Locate every line below that contains the word "painel" and copy it.

Records provided:
+-------+

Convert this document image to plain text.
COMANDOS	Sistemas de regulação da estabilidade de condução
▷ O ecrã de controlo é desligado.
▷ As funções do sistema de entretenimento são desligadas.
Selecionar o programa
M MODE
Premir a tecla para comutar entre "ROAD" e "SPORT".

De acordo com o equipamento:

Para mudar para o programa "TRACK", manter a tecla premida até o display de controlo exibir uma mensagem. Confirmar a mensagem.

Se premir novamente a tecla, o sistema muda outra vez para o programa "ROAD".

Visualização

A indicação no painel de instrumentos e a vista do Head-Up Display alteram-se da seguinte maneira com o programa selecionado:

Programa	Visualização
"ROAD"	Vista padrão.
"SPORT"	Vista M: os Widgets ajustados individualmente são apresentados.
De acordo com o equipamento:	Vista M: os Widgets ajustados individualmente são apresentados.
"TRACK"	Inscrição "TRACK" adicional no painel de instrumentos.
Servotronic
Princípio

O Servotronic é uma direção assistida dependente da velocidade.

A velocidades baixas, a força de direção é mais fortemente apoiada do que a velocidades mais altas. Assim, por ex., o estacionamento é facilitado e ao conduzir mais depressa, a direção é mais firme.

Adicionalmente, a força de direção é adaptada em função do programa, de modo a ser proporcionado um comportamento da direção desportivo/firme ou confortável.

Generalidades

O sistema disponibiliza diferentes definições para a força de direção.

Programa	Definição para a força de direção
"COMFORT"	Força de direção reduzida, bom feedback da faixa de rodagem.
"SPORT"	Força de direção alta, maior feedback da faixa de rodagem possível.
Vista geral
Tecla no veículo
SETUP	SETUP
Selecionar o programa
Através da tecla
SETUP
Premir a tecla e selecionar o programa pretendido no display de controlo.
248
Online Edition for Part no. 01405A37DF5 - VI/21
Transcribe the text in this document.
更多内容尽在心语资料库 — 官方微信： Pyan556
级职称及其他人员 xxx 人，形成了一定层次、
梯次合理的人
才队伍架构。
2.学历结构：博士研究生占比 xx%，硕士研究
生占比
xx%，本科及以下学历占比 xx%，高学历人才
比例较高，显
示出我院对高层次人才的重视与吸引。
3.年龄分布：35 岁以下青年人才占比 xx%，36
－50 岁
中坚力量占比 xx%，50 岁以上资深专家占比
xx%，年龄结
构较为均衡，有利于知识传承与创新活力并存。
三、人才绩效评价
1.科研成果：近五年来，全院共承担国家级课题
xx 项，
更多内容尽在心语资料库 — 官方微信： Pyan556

+-------+

Problem solution:
A indicação no painel de instrumentos e a vista do Head-Up Display alteram-se da seguinte maneira com o programa selecionado:
"TRACK"	Inscrição "TRACK" adicional no painel de instrumentos.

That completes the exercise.